THE DATA:
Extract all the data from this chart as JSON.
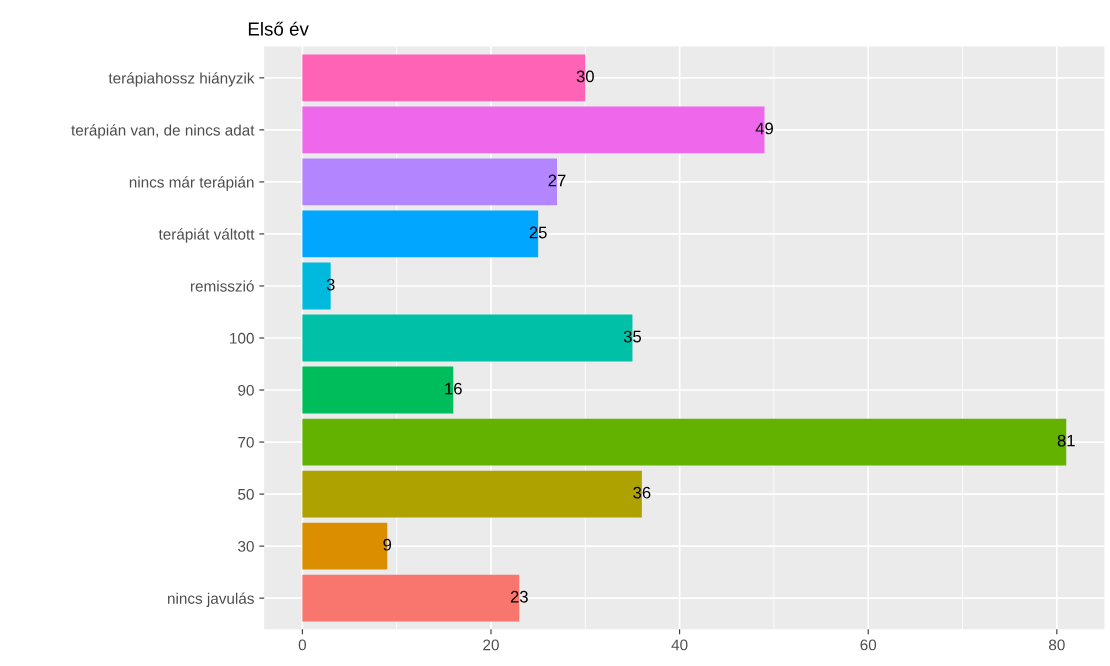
{
  "chart_data": {
    "type": "bar",
    "title": "Első év",
    "orientation": "horizontal",
    "categories": [
      "terápiahossz hiányzik",
      "terápián van, de nincs adat",
      "nincs már terápián",
      "terápiát váltott",
      "remisszió",
      "100",
      "90",
      "70",
      "50",
      "30",
      "nincs javulás"
    ],
    "values": [
      30,
      49,
      27,
      25,
      3,
      35,
      16,
      81,
      36,
      9,
      23
    ],
    "colors": [
      "#ff63b6",
      "#ef67eb",
      "#b385ff",
      "#00a6ff",
      "#00bade",
      "#00c1a7",
      "#00bd5c",
      "#64b200",
      "#aea200",
      "#db8e00",
      "#f8766d"
    ],
    "xlim": [
      -4.05,
      85.05
    ],
    "xticks": [
      0,
      20,
      40,
      60,
      80
    ],
    "grid": true,
    "data_labels": true
  }
}
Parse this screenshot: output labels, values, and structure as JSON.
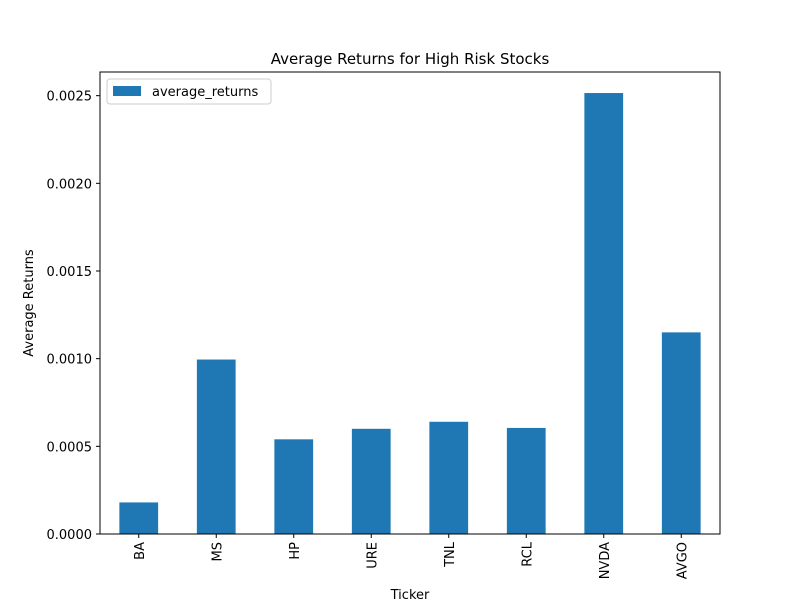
{
  "chart_data": {
    "type": "bar",
    "title": "Average Returns for High Risk Stocks",
    "xlabel": "Ticker",
    "ylabel": "Average Returns",
    "categories": [
      "BA",
      "MS",
      "HP",
      "URE",
      "TNL",
      "RCL",
      "NVDA",
      "AVGO"
    ],
    "series": [
      {
        "name": "average_returns",
        "color": "#1f77b4",
        "values": [
          0.00018,
          0.000995,
          0.00054,
          0.0006,
          0.00064,
          0.000605,
          0.002515,
          0.00115
        ]
      }
    ],
    "ylim": [
      0,
      0.002635
    ],
    "yticks": [
      {
        "value": 0,
        "label": "0.0000"
      },
      {
        "value": 0.0005,
        "label": "0.0005"
      },
      {
        "value": 0.001,
        "label": "0.0010"
      },
      {
        "value": 0.0015,
        "label": "0.0015"
      },
      {
        "value": 0.002,
        "label": "0.0020"
      },
      {
        "value": 0.0025,
        "label": "0.0025"
      }
    ],
    "grid": false,
    "legend_position": "top-left"
  }
}
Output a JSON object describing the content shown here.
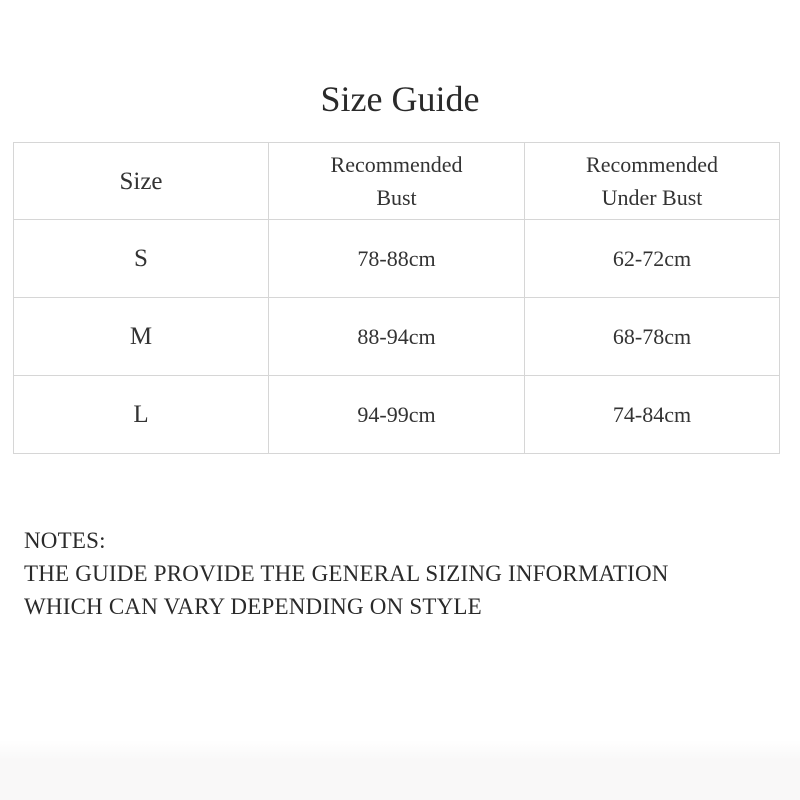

SHORT TASK:
Reproduce the whole listing exactly, but not the images in it.

WRITTEN RESPONSE:
Extract all the data from this chart as JSON.
{
  "chart_data": {
    "type": "bar",
    "title": "Első év",
    "orientation": "horizontal",
    "categories": [
      "terápiahossz hiányzik",
      "terápián van, de nincs adat",
      "nincs már terápián",
      "terápiát váltott",
      "remisszió",
      "100",
      "90",
      "70",
      "50",
      "30",
      "nincs javulás"
    ],
    "values": [
      30,
      49,
      27,
      25,
      3,
      35,
      16,
      81,
      36,
      9,
      23
    ],
    "colors": [
      "#ff63b6",
      "#ef67eb",
      "#b385ff",
      "#00a6ff",
      "#00bade",
      "#00c1a7",
      "#00bd5c",
      "#64b200",
      "#aea200",
      "#db8e00",
      "#f8766d"
    ],
    "xlim": [
      -4.05,
      85.05
    ],
    "xticks": [
      0,
      20,
      40,
      60,
      80
    ],
    "grid": true,
    "data_labels": true
  }
}
Parse this screenshot: output labels, values, and structure as JSON.
{
  "chart_data": {
    "type": "bar",
    "title": "Average Returns for High Risk Stocks",
    "xlabel": "Ticker",
    "ylabel": "Average Returns",
    "categories": [
      "BA",
      "MS",
      "HP",
      "URE",
      "TNL",
      "RCL",
      "NVDA",
      "AVGO"
    ],
    "series": [
      {
        "name": "average_returns",
        "color": "#1f77b4",
        "values": [
          0.00018,
          0.000995,
          0.00054,
          0.0006,
          0.00064,
          0.000605,
          0.002515,
          0.00115
        ]
      }
    ],
    "ylim": [
      0,
      0.002635
    ],
    "yticks": [
      {
        "value": 0,
        "label": "0.0000"
      },
      {
        "value": 0.0005,
        "label": "0.0005"
      },
      {
        "value": 0.001,
        "label": "0.0010"
      },
      {
        "value": 0.0015,
        "label": "0.0015"
      },
      {
        "value": 0.002,
        "label": "0.0020"
      },
      {
        "value": 0.0025,
        "label": "0.0025"
      }
    ],
    "grid": false,
    "legend_position": "top-left"
  }
}
Output a JSON object describing the content shown here.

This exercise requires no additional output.